### Teks yang Disediakan:
- - - - - - -
I. PENDAHULUAN
Pertumbuhan hukum-hukum fiqh, bersamaan lahirnya agama islam, karena agama islam merupakan kesatuan dari akidah akhlaq dan hukum amaliyah. Hukum amaliyah sudah ada sejak zaman rasulallah terdiri dari beberapa hukum yang ada dalam al-Qur'an. Seperti fatwa untuk sebuah masalah tertentu. Kumpulan hukum fiqh ini pada permulaannya diambil dari hukum Allah dan rasulNYA, sedangkan sumbernya adalah al-qur'an dan al-hadist. Dalam makalah ini kami akan mencoba menjabarkan tentang pertumbuhan dan perkembangan ilmu ushul fiqh.
II. RUMUSAN MASALAH
A. Ijtihad Pada Zaman Rasulallah.
B. Perkembangan Ushul Fiqh Periode Tabi'in Dan Tabi'it Tabi'in.
C. Orang Pertama Yang Menghimpun Ilmu Ushul Fiqh.
III. PEMBAHASAN
Ilmu ushul fiqh adalah kaidah-kaidah usaha untuk memperoleh hukum-hukum syara’ tentang perbuatan dari dalil-dalil, antara lain dilakukan dengan jalan ijtihad.
- - - - - - -
### Anotasi elemen halaman:
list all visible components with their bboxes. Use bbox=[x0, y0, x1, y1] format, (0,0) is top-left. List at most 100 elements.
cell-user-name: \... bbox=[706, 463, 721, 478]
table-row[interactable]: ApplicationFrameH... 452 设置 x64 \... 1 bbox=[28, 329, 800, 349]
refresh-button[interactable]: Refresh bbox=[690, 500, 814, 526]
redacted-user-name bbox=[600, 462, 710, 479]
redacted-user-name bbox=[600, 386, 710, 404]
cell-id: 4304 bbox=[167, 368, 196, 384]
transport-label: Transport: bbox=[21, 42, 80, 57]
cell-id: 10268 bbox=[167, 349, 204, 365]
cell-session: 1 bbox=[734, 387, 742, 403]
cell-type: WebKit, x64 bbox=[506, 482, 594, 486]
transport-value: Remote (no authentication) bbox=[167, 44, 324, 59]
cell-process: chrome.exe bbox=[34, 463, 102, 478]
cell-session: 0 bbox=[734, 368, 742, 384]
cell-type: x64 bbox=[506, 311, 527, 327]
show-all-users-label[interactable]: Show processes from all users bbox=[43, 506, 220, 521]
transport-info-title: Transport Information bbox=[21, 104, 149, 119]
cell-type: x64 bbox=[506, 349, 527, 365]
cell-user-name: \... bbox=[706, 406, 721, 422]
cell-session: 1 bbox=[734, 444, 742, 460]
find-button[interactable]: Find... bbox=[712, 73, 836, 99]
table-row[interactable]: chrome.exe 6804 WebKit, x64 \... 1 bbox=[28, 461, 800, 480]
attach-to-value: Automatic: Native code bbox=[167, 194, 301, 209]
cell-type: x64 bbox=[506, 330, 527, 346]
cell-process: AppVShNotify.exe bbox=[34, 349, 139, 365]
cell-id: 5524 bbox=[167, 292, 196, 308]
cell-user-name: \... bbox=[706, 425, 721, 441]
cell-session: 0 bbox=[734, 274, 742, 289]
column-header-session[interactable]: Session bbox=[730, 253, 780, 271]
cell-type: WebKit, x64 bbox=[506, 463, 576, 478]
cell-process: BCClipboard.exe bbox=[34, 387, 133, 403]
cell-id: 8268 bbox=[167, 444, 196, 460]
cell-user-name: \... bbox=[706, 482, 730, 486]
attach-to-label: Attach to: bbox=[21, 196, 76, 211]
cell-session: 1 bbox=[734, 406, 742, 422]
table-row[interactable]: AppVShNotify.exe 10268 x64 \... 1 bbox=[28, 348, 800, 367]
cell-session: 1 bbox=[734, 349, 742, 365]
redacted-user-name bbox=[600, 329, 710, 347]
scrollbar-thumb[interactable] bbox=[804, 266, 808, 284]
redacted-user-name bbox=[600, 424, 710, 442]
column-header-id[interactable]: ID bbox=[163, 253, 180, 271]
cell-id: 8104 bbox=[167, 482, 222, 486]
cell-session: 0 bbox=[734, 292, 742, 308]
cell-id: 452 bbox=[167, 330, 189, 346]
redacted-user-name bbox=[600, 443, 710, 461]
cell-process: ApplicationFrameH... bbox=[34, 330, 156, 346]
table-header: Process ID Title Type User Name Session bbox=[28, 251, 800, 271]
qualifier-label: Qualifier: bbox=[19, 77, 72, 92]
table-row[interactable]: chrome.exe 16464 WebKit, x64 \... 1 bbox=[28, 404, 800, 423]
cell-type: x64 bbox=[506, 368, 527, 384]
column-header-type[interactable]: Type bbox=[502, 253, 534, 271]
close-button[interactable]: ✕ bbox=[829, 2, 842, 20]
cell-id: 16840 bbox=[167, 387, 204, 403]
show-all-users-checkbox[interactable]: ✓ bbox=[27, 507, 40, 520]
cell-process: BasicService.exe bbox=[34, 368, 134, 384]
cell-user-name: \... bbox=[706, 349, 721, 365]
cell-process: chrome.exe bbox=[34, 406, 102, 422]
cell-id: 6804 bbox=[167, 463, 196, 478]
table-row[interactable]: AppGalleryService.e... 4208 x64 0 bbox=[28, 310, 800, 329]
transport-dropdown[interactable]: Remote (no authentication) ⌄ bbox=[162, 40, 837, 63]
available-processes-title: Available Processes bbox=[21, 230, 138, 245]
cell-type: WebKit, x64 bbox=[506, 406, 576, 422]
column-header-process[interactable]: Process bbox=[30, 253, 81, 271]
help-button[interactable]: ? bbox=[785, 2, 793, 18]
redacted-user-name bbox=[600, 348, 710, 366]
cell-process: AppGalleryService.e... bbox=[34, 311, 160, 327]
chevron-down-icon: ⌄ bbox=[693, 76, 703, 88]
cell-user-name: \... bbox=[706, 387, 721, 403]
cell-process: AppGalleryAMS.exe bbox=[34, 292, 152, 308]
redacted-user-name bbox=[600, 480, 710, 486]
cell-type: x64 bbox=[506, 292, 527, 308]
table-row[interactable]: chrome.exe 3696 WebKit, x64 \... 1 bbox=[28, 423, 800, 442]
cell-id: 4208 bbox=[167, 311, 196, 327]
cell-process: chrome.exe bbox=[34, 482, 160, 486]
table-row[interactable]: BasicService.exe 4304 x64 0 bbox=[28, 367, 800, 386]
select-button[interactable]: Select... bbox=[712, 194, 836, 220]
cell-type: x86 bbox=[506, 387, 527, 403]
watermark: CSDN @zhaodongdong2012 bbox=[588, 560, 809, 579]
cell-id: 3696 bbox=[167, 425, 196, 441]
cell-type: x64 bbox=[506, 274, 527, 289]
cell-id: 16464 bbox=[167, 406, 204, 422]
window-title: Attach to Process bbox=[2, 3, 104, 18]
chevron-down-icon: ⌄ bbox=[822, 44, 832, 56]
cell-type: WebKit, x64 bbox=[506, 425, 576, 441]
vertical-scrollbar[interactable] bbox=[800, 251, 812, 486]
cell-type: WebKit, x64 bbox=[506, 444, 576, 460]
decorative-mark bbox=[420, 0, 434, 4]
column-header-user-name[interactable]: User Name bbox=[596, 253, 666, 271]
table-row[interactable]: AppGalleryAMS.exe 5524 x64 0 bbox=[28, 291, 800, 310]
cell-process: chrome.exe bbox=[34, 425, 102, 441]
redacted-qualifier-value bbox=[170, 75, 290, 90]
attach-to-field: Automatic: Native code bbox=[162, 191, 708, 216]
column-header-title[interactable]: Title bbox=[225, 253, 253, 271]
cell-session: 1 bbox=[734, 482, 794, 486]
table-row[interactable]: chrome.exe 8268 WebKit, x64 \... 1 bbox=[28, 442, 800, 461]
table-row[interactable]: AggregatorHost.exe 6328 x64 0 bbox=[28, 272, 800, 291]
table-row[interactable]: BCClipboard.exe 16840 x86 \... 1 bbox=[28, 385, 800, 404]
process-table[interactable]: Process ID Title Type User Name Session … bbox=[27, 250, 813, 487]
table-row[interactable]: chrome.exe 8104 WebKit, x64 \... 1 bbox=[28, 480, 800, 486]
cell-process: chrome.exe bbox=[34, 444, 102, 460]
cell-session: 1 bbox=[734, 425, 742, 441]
- - - - - - -
### Soal yang Dikerjakan:
a. Tulis ulang bagian teks tentang ushul fiqh antara "B. Perkembangan Ushul" dan "dengan jalan ijtihad.", termasuk keduanya, dengan mengganti "kaidah-kaidah" menjadi "aturan-aturan".
b. Menurut teks tentang ushul fiqh, apa sumber kumpulan hukum fiqh pada permulaannya?
Data ini diambil dari sumber yang berbeda.

### Jawaban yang Diberikan:
a.
B. Perkembangan Ushul Fiqh Periode Tabi'in Dan Tabi'it Tabi'in.
C. Orang Pertama Yang Menghimpun Ilmu Ushul Fiqh.
III. PEMBAHASAN
Ilmu ushul fiqh adalah aturan-aturan usaha untuk memperoleh hukum-hukum syara’ tentang perbuatan dari dalil-dalil, antara lain dilakukan dengan jalan ijtihad.

b. Sumbernya adalah al-qur'an dan al-hadist.